- BRIEF: Every entry below should be repeated exactly; the pictures should not.

- RECORDS SUPPLIED:
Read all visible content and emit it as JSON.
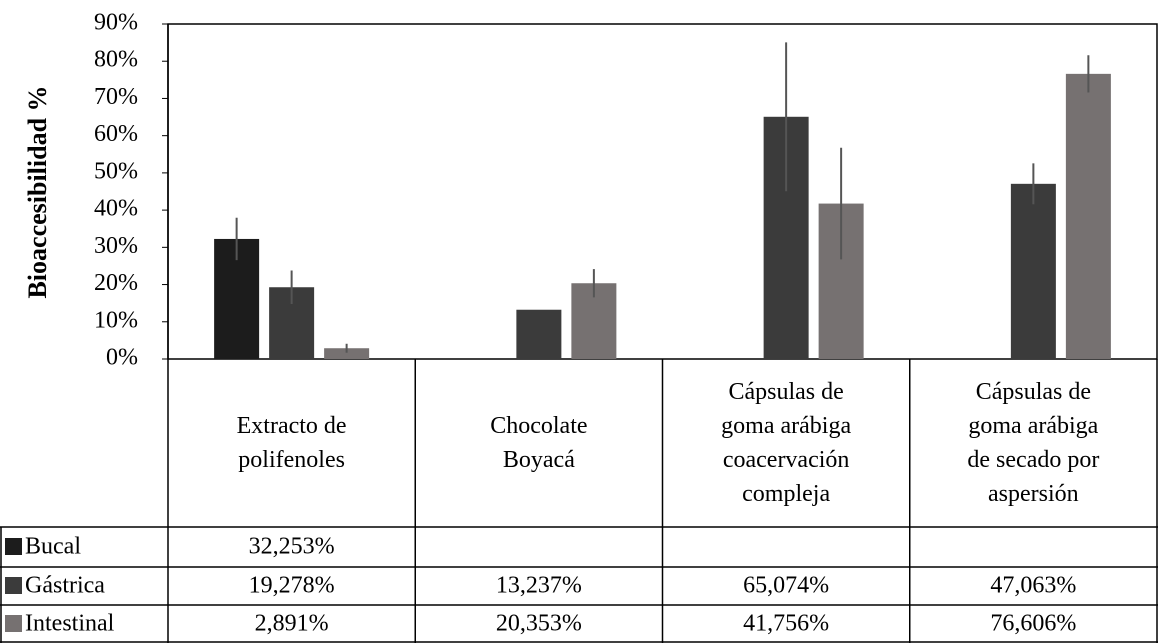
{
  "chart_data": {
    "type": "bar",
    "y_label": "Bioaccesibilidad %",
    "categories": [
      "Extracto de\npolifenoles",
      "Chocolate\nBoyacá",
      "Cápsulas de\ngoma arábiga\ncoacervación\ncompleja",
      "Cápsulas de\ngoma arábiga\nde secado por\naspersión"
    ],
    "series": [
      {
        "name": "Bucal",
        "color": "#1c1c1c",
        "values": [
          32.253,
          null,
          null,
          null
        ],
        "value_labels": [
          "32,253%",
          null,
          null,
          null
        ],
        "errors": [
          5.7,
          null,
          null,
          null
        ]
      },
      {
        "name": "Gástrica",
        "color": "#3b3b3b",
        "values": [
          19.278,
          13.237,
          65.074,
          47.063
        ],
        "value_labels": [
          "19,278%",
          "13,237%",
          "65,074%",
          "47,063%"
        ],
        "errors": [
          4.5,
          null,
          20,
          5.5
        ]
      },
      {
        "name": "Intestinal",
        "color": "#767171",
        "values": [
          2.891,
          20.353,
          41.756,
          76.606
        ],
        "value_labels": [
          "2,891%",
          "20,353%",
          "41,756%",
          "76,606%"
        ],
        "errors": [
          1.2,
          3.8,
          15,
          5
        ]
      }
    ],
    "ylim": [
      0,
      90
    ],
    "yticks": [
      {
        "value": 0,
        "label": "0%"
      },
      {
        "value": 10,
        "label": "10%"
      },
      {
        "value": 20,
        "label": "20%"
      },
      {
        "value": 30,
        "label": "30%"
      },
      {
        "value": 40,
        "label": "40%"
      },
      {
        "value": 50,
        "label": "50%"
      },
      {
        "value": 60,
        "label": "60%"
      },
      {
        "value": 70,
        "label": "70%"
      },
      {
        "value": 80,
        "label": "80%"
      },
      {
        "value": 90,
        "label": "90%"
      }
    ],
    "grid": false
  }
}
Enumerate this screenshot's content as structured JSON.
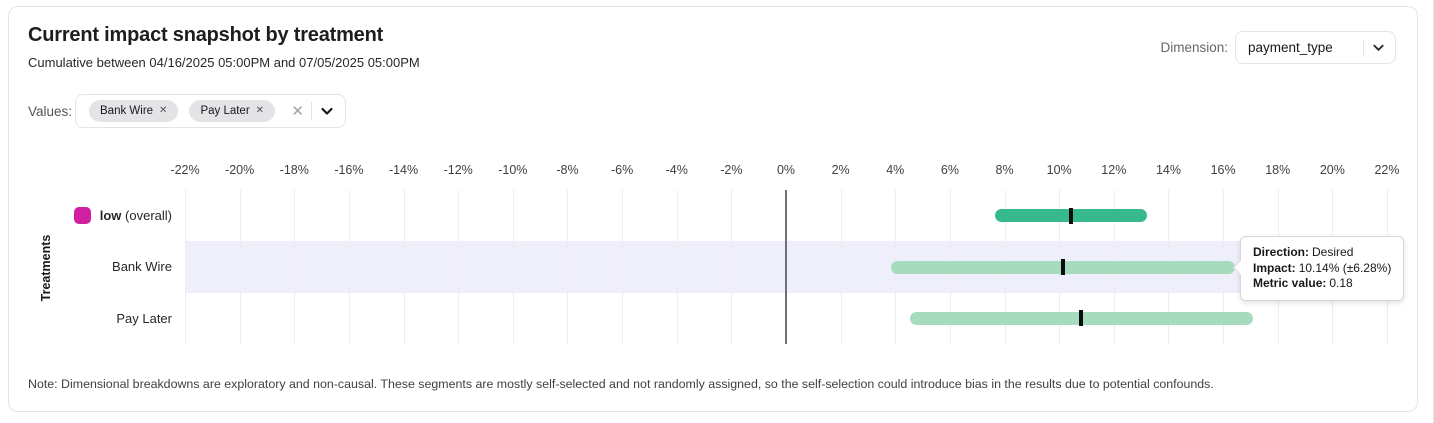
{
  "header": {
    "title": "Current impact snapshot by treatment",
    "subtitle": "Cumulative between 04/16/2025 05:00PM and 07/05/2025 05:00PM"
  },
  "dimension": {
    "label": "Dimension:",
    "value": "payment_type"
  },
  "filters": {
    "label": "Values:",
    "chips": [
      {
        "label": "Bank Wire",
        "remove_icon": "✕"
      },
      {
        "label": "Pay Later",
        "remove_icon": "✕"
      }
    ],
    "clear_icon": "✕"
  },
  "chart_data": {
    "type": "bar",
    "subtype": "horizontal-confidence-interval",
    "ylabel": "Treatments",
    "xlim": [
      -22,
      22
    ],
    "tick_values": [
      -22,
      -20,
      -18,
      -16,
      -14,
      -12,
      -10,
      -8,
      -6,
      -4,
      -2,
      0,
      2,
      4,
      6,
      8,
      10,
      12,
      14,
      16,
      18,
      20,
      22
    ],
    "tick_suffix": "%",
    "grid": true,
    "colors": {
      "overall_bar": "#36ba8c",
      "segment_bar": "#a6dbbe",
      "marker": "#0c0c0c",
      "legend_swatch": "#d01fa0",
      "highlight_band": "#eeeffb"
    },
    "rows": [
      {
        "label": "low",
        "label_suffix": " (overall)",
        "swatch_color": "#d01fa0",
        "color": "#36ba8c",
        "low": 7.66,
        "high": 13.21,
        "point": 10.43,
        "highlighted": false
      },
      {
        "label": "Bank Wire",
        "color": "#a6dbbe",
        "low": 3.86,
        "high": 16.42,
        "point": 10.14,
        "highlighted": true
      },
      {
        "label": "Pay Later",
        "color": "#a6dbbe",
        "low": 4.54,
        "high": 17.08,
        "point": 10.81,
        "highlighted": false
      }
    ]
  },
  "tooltip": {
    "direction_label": "Direction:",
    "direction_value": "Desired",
    "impact_label": "Impact:",
    "impact_value": "10.14% (±6.28%)",
    "metric_label": "Metric value:",
    "metric_value": "0.18"
  },
  "note": "Note: Dimensional breakdowns are exploratory and non-causal. These segments are mostly self-selected and not randomly assigned, so the self-selection could introduce bias in the results due to potential confounds."
}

- TASK ANSWER:
Read all visible content and emit it as JSON.
{
  "chart_data": {
    "type": "bar",
    "y_label": "Bioaccesibilidad %",
    "categories": [
      "Extracto de\npolifenoles",
      "Chocolate\nBoyacá",
      "Cápsulas de\ngoma arábiga\ncoacervación\ncompleja",
      "Cápsulas de\ngoma arábiga\nde secado por\naspersión"
    ],
    "series": [
      {
        "name": "Bucal",
        "color": "#1c1c1c",
        "values": [
          32.253,
          null,
          null,
          null
        ],
        "value_labels": [
          "32,253%",
          null,
          null,
          null
        ],
        "errors": [
          5.7,
          null,
          null,
          null
        ]
      },
      {
        "name": "Gástrica",
        "color": "#3b3b3b",
        "values": [
          19.278,
          13.237,
          65.074,
          47.063
        ],
        "value_labels": [
          "19,278%",
          "13,237%",
          "65,074%",
          "47,063%"
        ],
        "errors": [
          4.5,
          null,
          20,
          5.5
        ]
      },
      {
        "name": "Intestinal",
        "color": "#767171",
        "values": [
          2.891,
          20.353,
          41.756,
          76.606
        ],
        "value_labels": [
          "2,891%",
          "20,353%",
          "41,756%",
          "76,606%"
        ],
        "errors": [
          1.2,
          3.8,
          15,
          5
        ]
      }
    ],
    "ylim": [
      0,
      90
    ],
    "yticks": [
      {
        "value": 0,
        "label": "0%"
      },
      {
        "value": 10,
        "label": "10%"
      },
      {
        "value": 20,
        "label": "20%"
      },
      {
        "value": 30,
        "label": "30%"
      },
      {
        "value": 40,
        "label": "40%"
      },
      {
        "value": 50,
        "label": "50%"
      },
      {
        "value": 60,
        "label": "60%"
      },
      {
        "value": 70,
        "label": "70%"
      },
      {
        "value": 80,
        "label": "80%"
      },
      {
        "value": 90,
        "label": "90%"
      }
    ],
    "grid": false
  }
}
Enumerate this screenshot's content as structured JSON.
{
  "header": {
    "title": "Current impact snapshot by treatment",
    "subtitle": "Cumulative between 04/16/2025 05:00PM and 07/05/2025 05:00PM"
  },
  "dimension": {
    "label": "Dimension:",
    "value": "payment_type"
  },
  "filters": {
    "label": "Values:",
    "chips": [
      {
        "label": "Bank Wire",
        "remove_icon": "✕"
      },
      {
        "label": "Pay Later",
        "remove_icon": "✕"
      }
    ],
    "clear_icon": "✕"
  },
  "chart_data": {
    "type": "bar",
    "subtype": "horizontal-confidence-interval",
    "ylabel": "Treatments",
    "xlim": [
      -22,
      22
    ],
    "tick_values": [
      -22,
      -20,
      -18,
      -16,
      -14,
      -12,
      -10,
      -8,
      -6,
      -4,
      -2,
      0,
      2,
      4,
      6,
      8,
      10,
      12,
      14,
      16,
      18,
      20,
      22
    ],
    "tick_suffix": "%",
    "grid": true,
    "colors": {
      "overall_bar": "#36ba8c",
      "segment_bar": "#a6dbbe",
      "marker": "#0c0c0c",
      "legend_swatch": "#d01fa0",
      "highlight_band": "#eeeffb"
    },
    "rows": [
      {
        "label": "low",
        "label_suffix": " (overall)",
        "swatch_color": "#d01fa0",
        "color": "#36ba8c",
        "low": 7.66,
        "high": 13.21,
        "point": 10.43,
        "highlighted": false
      },
      {
        "label": "Bank Wire",
        "color": "#a6dbbe",
        "low": 3.86,
        "high": 16.42,
        "point": 10.14,
        "highlighted": true
      },
      {
        "label": "Pay Later",
        "color": "#a6dbbe",
        "low": 4.54,
        "high": 17.08,
        "point": 10.81,
        "highlighted": false
      }
    ]
  },
  "tooltip": {
    "direction_label": "Direction:",
    "direction_value": "Desired",
    "impact_label": "Impact:",
    "impact_value": "10.14% (±6.28%)",
    "metric_label": "Metric value:",
    "metric_value": "0.18"
  },
  "note": "Note: Dimensional breakdowns are exploratory and non-causal. These segments are mostly self-selected and not randomly assigned, so the self-selection could introduce bias in the results due to potential confounds."
}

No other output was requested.